Dataset entries on figures
'''

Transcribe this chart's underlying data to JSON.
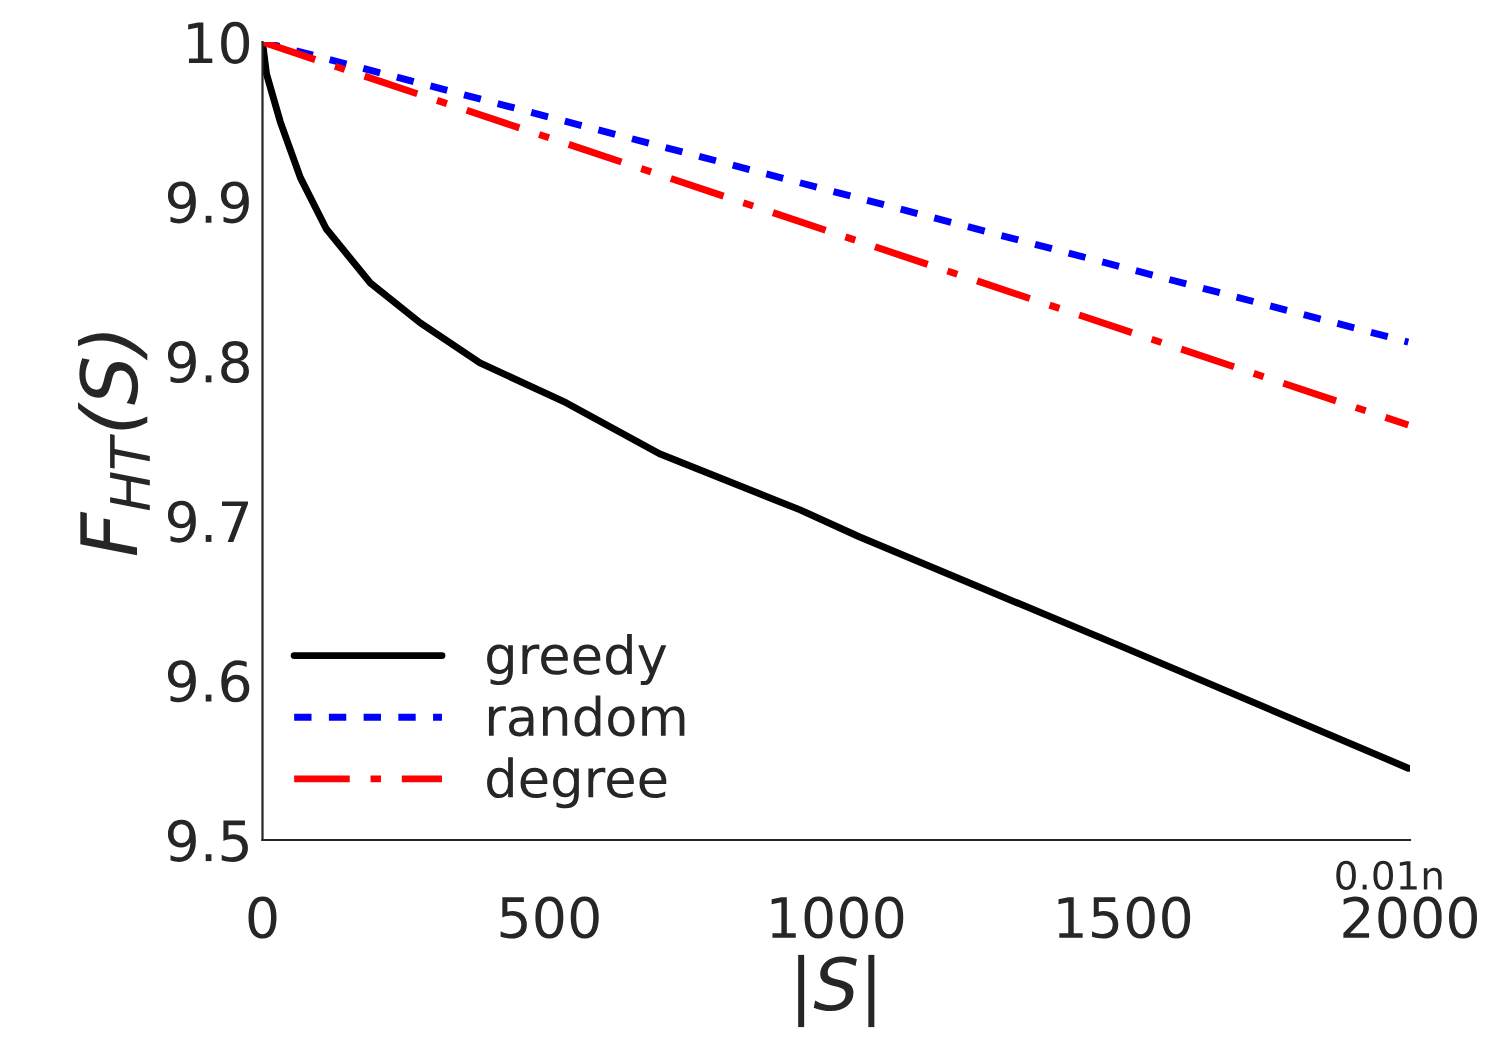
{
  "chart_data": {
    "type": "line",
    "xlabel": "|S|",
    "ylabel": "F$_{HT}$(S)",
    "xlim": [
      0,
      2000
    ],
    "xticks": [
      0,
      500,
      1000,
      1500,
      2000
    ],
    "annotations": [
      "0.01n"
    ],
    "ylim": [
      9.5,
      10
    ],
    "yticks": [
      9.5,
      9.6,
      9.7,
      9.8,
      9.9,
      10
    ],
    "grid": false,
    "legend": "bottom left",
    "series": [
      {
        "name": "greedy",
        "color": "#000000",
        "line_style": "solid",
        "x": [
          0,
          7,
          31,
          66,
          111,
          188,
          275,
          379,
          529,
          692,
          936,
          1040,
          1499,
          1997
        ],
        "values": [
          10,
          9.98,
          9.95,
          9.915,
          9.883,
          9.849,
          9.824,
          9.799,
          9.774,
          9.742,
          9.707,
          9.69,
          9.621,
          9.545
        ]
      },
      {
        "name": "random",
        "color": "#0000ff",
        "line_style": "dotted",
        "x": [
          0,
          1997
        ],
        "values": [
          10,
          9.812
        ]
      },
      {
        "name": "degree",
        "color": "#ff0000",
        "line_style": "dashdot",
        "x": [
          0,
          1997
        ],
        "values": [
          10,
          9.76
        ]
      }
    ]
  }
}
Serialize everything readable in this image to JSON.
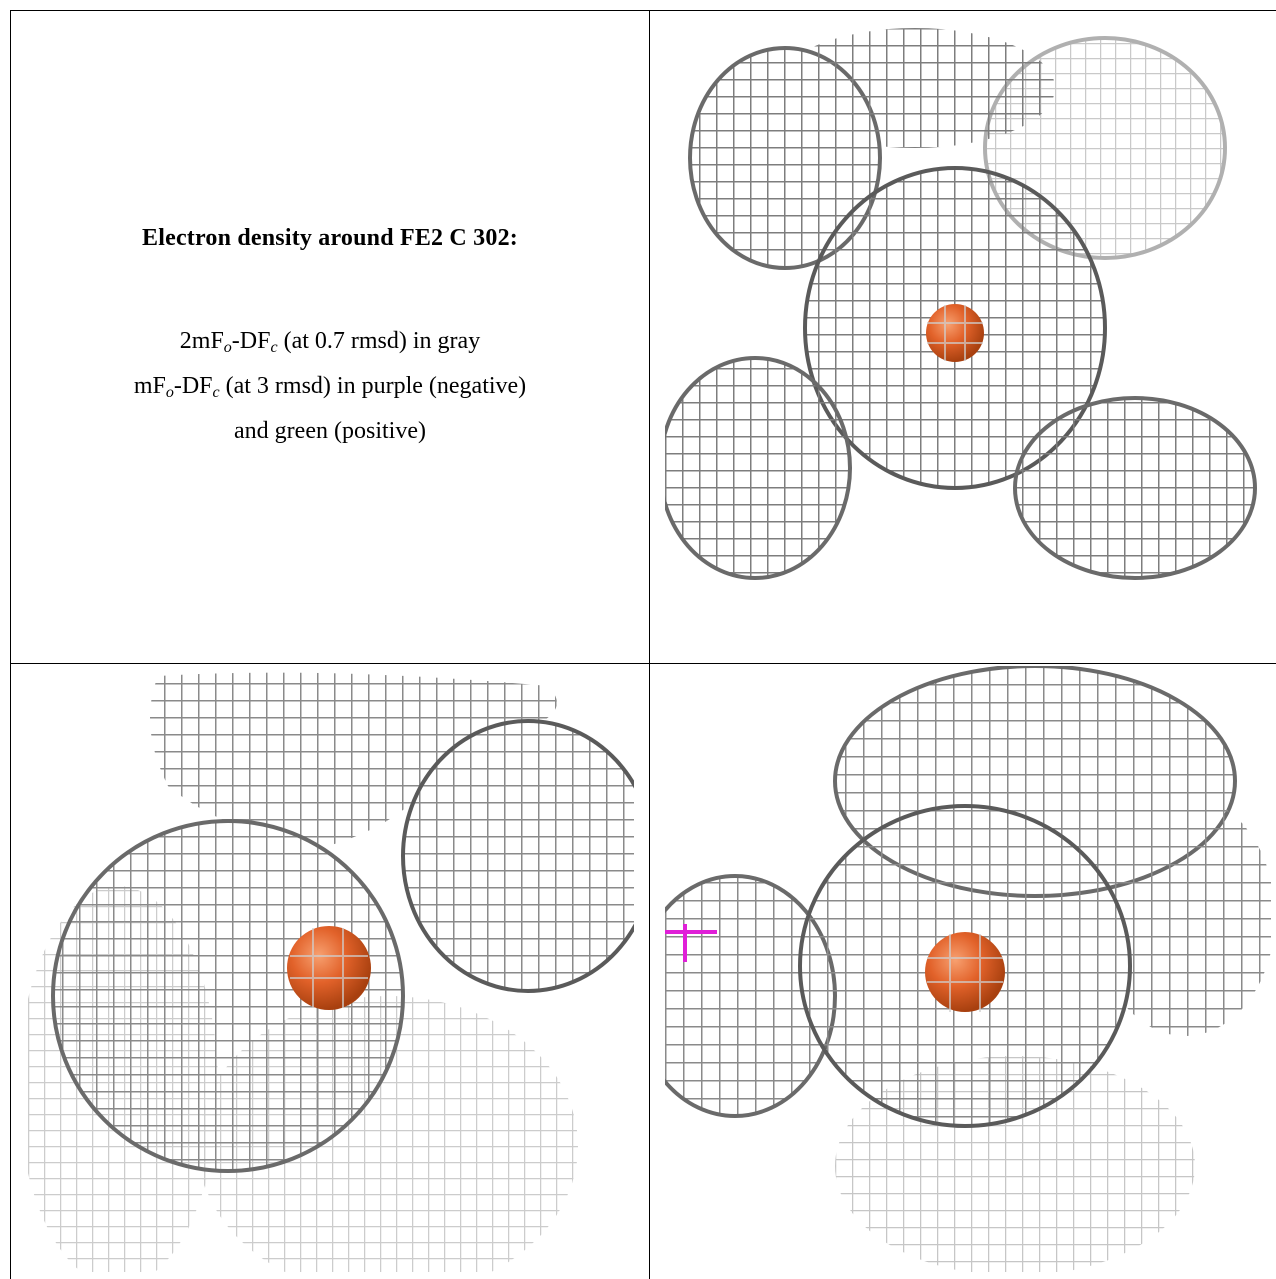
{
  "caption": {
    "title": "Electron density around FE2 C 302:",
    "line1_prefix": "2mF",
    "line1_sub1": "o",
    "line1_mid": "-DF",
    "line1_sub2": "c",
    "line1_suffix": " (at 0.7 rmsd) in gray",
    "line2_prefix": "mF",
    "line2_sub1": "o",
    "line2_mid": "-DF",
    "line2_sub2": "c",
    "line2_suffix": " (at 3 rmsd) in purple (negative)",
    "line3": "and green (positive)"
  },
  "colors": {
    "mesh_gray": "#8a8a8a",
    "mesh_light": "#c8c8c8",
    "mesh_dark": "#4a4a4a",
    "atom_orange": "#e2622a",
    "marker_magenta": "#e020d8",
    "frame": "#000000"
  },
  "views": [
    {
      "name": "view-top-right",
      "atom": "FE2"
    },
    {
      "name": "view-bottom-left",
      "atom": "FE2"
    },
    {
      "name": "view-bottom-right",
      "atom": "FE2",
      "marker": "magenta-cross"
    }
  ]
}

'''

Copy every line of the records above that holds the word "right".

      "name": "view-top-right",
      "name": "view-bottom-right",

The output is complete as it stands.